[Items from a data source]
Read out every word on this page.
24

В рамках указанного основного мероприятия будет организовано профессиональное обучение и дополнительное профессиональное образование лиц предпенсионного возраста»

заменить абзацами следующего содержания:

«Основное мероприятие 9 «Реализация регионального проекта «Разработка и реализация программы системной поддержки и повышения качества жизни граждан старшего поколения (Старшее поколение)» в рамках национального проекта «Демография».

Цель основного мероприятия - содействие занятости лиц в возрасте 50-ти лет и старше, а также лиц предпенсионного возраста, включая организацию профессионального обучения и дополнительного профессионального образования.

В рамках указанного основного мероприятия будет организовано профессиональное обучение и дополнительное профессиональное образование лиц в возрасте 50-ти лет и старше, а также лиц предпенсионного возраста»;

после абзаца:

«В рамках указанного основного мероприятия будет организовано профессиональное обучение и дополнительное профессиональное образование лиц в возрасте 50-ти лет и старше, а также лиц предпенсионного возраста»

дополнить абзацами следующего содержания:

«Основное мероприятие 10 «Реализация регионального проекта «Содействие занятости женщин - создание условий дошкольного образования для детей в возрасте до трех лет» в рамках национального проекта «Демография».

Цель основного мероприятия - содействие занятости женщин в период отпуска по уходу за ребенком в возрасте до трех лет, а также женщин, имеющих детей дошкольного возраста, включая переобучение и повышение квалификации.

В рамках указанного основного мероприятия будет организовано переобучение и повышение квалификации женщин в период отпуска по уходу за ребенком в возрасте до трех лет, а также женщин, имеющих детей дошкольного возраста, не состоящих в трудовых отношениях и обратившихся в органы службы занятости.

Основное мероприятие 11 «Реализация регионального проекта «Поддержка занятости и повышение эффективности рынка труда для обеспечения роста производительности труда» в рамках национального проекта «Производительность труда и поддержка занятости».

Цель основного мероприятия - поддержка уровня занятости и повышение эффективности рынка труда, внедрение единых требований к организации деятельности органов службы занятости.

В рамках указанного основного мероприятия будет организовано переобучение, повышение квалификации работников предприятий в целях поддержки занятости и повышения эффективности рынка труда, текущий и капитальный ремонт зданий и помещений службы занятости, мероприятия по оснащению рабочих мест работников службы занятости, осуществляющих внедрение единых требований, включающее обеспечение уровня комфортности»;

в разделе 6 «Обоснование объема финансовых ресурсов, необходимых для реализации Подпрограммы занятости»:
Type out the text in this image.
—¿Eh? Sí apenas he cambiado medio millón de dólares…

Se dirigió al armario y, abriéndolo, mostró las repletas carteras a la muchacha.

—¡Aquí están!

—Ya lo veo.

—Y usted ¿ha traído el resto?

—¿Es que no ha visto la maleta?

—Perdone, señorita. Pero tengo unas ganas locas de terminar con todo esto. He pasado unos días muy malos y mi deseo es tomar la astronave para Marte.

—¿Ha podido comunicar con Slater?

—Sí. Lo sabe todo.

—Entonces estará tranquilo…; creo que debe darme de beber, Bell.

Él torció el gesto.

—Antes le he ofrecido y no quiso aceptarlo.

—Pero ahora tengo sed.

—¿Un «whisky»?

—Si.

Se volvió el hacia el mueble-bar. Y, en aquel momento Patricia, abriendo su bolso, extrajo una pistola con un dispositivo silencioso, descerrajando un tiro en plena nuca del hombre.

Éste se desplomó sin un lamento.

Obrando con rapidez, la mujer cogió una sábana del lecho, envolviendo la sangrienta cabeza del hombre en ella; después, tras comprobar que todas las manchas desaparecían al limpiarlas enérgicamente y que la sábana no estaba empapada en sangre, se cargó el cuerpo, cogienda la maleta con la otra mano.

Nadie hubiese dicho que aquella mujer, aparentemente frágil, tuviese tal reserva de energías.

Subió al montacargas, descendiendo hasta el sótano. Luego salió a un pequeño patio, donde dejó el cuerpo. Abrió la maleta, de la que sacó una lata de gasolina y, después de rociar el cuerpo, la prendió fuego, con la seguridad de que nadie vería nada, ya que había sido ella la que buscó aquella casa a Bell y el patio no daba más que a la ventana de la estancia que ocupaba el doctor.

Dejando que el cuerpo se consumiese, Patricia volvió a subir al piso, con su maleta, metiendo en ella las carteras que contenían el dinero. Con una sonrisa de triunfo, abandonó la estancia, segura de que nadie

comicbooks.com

**Objective:**
Using the entries above, please restate each one word for word.

**Exercise result:**
Read out every word on this page.
24

В рамках указанного основного мероприятия будет организовано профессиональное обучение и дополнительное профессиональное образование лиц предпенсионного возраста»

заменить абзацами следующего содержания:

«Основное мероприятие 9 «Реализация регионального проекта «Разработка и реализация программы системной поддержки и повышения качества жизни граждан старшего поколения (Старшее поколение)» в рамках национального проекта «Демография».

Цель основного мероприятия - содействие занятости лиц в возрасте 50-ти лет и старше, а также лиц предпенсионного возраста, включая организацию профессионального обучения и дополнительного профессионального образования.

В рамках указанного основного мероприятия будет организовано профессиональное обучение и дополнительное профессиональное образование лиц в возрасте 50-ти лет и старше, а также лиц предпенсионного возраста»;

после абзаца:

«В рамках указанного основного мероприятия будет организовано профессиональное обучение и дополнительное профессиональное образование лиц в возрасте 50-ти лет и старше, а также лиц предпенсионного возраста»

дополнить абзацами следующего содержания:

«Основное мероприятие 10 «Реализация регионального проекта «Содействие занятости женщин - создание условий дошкольного образования для детей в возрасте до трех лет» в рамках национального проекта «Демография».

Цель основного мероприятия - содействие занятости женщин в период отпуска по уходу за ребенком в возрасте до трех лет, а также женщин, имеющих детей дошкольного возраста, включая переобучение и повышение квалификации.

В рамках указанного основного мероприятия будет организовано переобучение и повышение квалификации женщин в период отпуска по уходу за ребенком в возрасте до трех лет, а также женщин, имеющих детей дошкольного возраста, не состоящих в трудовых отношениях и обратившихся в органы службы занятости.

Основное мероприятие 11 «Реализация регионального проекта «Поддержка занятости и повышение эффективности рынка труда для обеспечения роста производительности труда» в рамках национального проекта «Производительность труда и поддержка занятости».

Цель основного мероприятия - поддержка уровня занятости и повышение эффективности рынка труда, внедрение единых требований к организации деятельности органов службы занятости.

В рамках указанного основного мероприятия будет организовано переобучение, повышение квалификации работников предприятий в целях поддержки занятости и повышения эффективности рынка труда, текущий и капитальный ремонт зданий и помещений службы занятости, мероприятия по оснащению рабочих мест работников службы занятости, осуществляющих внедрение единых требований, включающее обеспечение уровня комфортности»;

в разделе 6 «Обоснование объема финансовых ресурсов, необходимых для реализации Подпрограммы занятости»:
Type out the text in this image.
—¿Eh? Sí apenas he cambiado medio millón de dólares…

Se dirigió al armario y, abriéndolo, mostró las repletas carteras a la muchacha.

—¡Aquí están!

—Ya lo veo.

—Y usted ¿ha traído el resto?

—¿Es que no ha visto la maleta?

—Perdone, señorita. Pero tengo unas ganas locas de terminar con todo esto. He pasado unos días muy malos y mi deseo es tomar la astronave para Marte.

—¿Ha podido comunicar con Slater?

—Sí. Lo sabe todo.

—Entonces estará tranquilo…; creo que debe darme de beber, Bell.

Él torció el gesto.

—Antes le he ofrecido y no quiso aceptarlo.

—Pero ahora tengo sed.

—¿Un «whisky»?

—Si.

Se volvió el hacia el mueble-bar. Y, en aquel momento Patricia, abriendo su bolso, extrajo una pistola con un dispositivo silencioso, descerrajando un tiro en plena nuca del hombre.

Éste se desplomó sin un lamento.

Obrando con rapidez, la mujer cogió una sábana del lecho, envolviendo la sangrienta cabeza del hombre en ella; después, tras comprobar que todas las manchas desaparecían al limpiarlas enérgicamente y que la sábana no estaba empapada en sangre, se cargó el cuerpo, cogienda la maleta con la otra mano.

Nadie hubiese dicho que aquella mujer, aparentemente frágil, tuviese tal reserva de energías.

Subió al montacargas, descendiendo hasta el sótano. Luego salió a un pequeño patio, donde dejó el cuerpo. Abrió la maleta, de la que sacó una lata de gasolina y, después de rociar el cuerpo, la prendió fuego, con la seguridad de que nadie vería nada, ya que había sido ella la que buscó aquella casa a Bell y el patio no daba más que a la ventana de la estancia que ocupaba el doctor.

Dejando que el cuerpo se consumiese, Patricia volvió a subir al piso, con su maleta, metiendo en ella las carteras que contenían el dinero. Con una sonrisa de triunfo, abandonó la estancia, segura de que nadie

comicbooks.com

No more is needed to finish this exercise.